● **Exercise**
Look for "title" in the listing below. Gather each line that contains it.

## START Material for the task

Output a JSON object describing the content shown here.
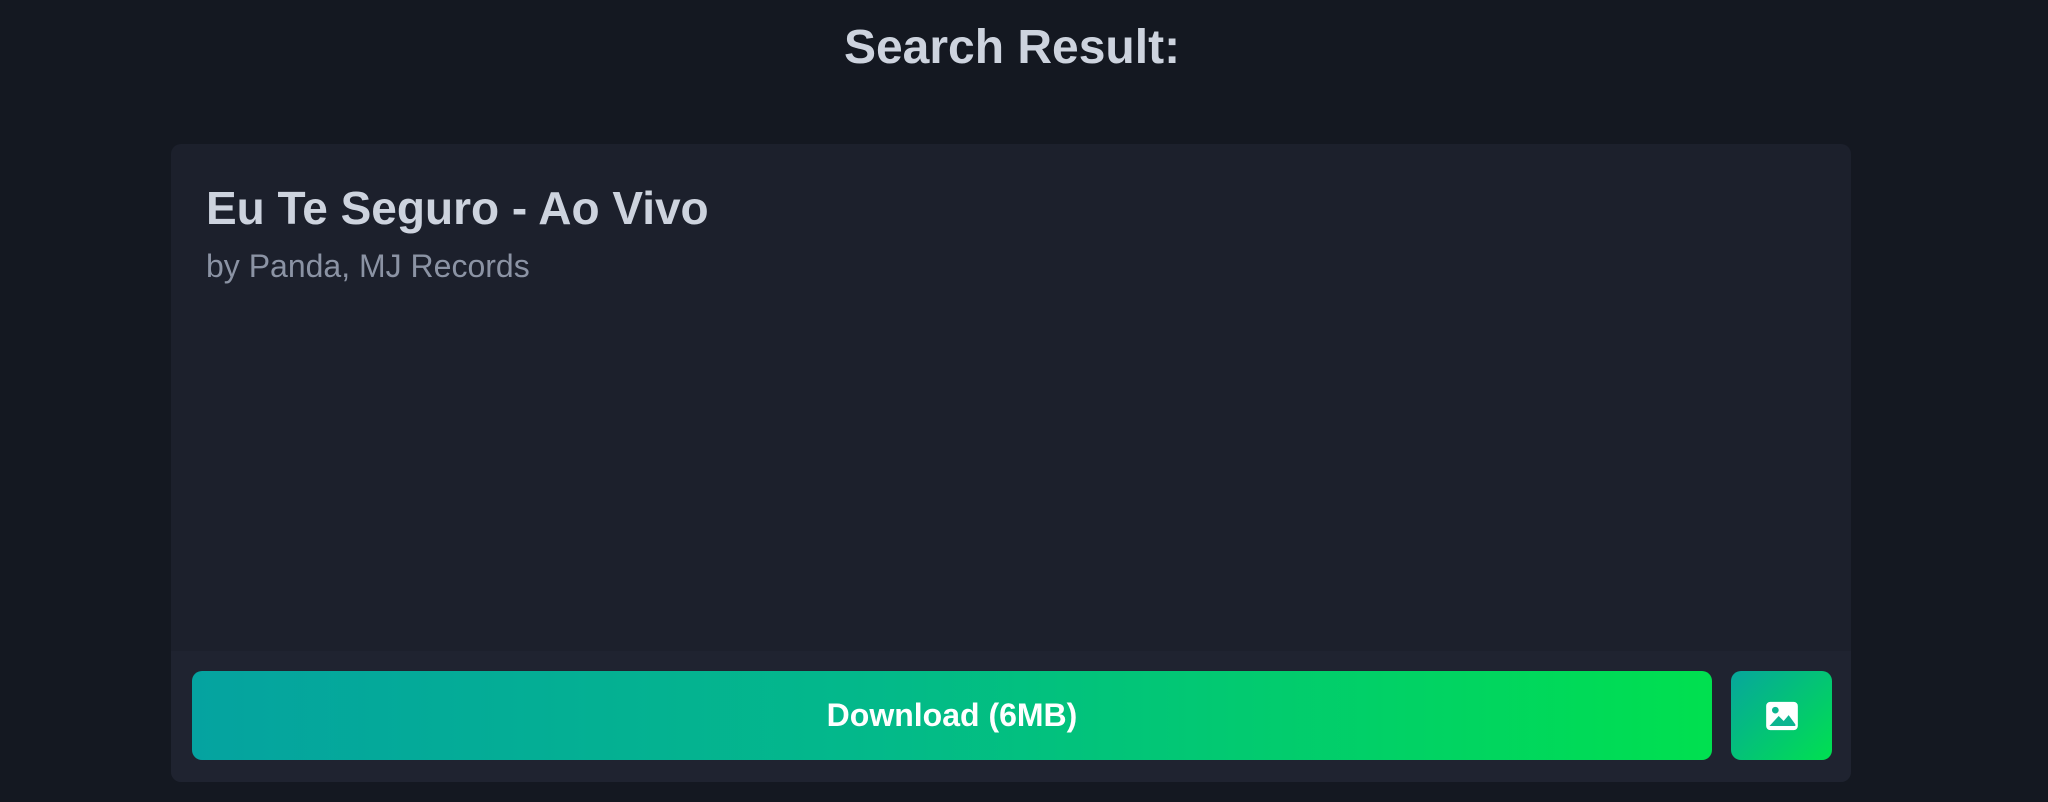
{
  "header": {
    "title": "Search Result:"
  },
  "result": {
    "title": "Eu Te Seguro - Ao Vivo",
    "artist": "by Panda, MJ Records",
    "download_label": "Download (6MB)",
    "image_button_icon": "image-icon"
  },
  "colors": {
    "background": "#141821",
    "card": "#1c202c",
    "accent_start": "#05a3a0",
    "accent_end": "#00e04f"
  }
}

## END Material for the task

● **Solution to this task**
    "title": "Search Result:"
    "title": "Eu Te Seguro - Ao Vivo",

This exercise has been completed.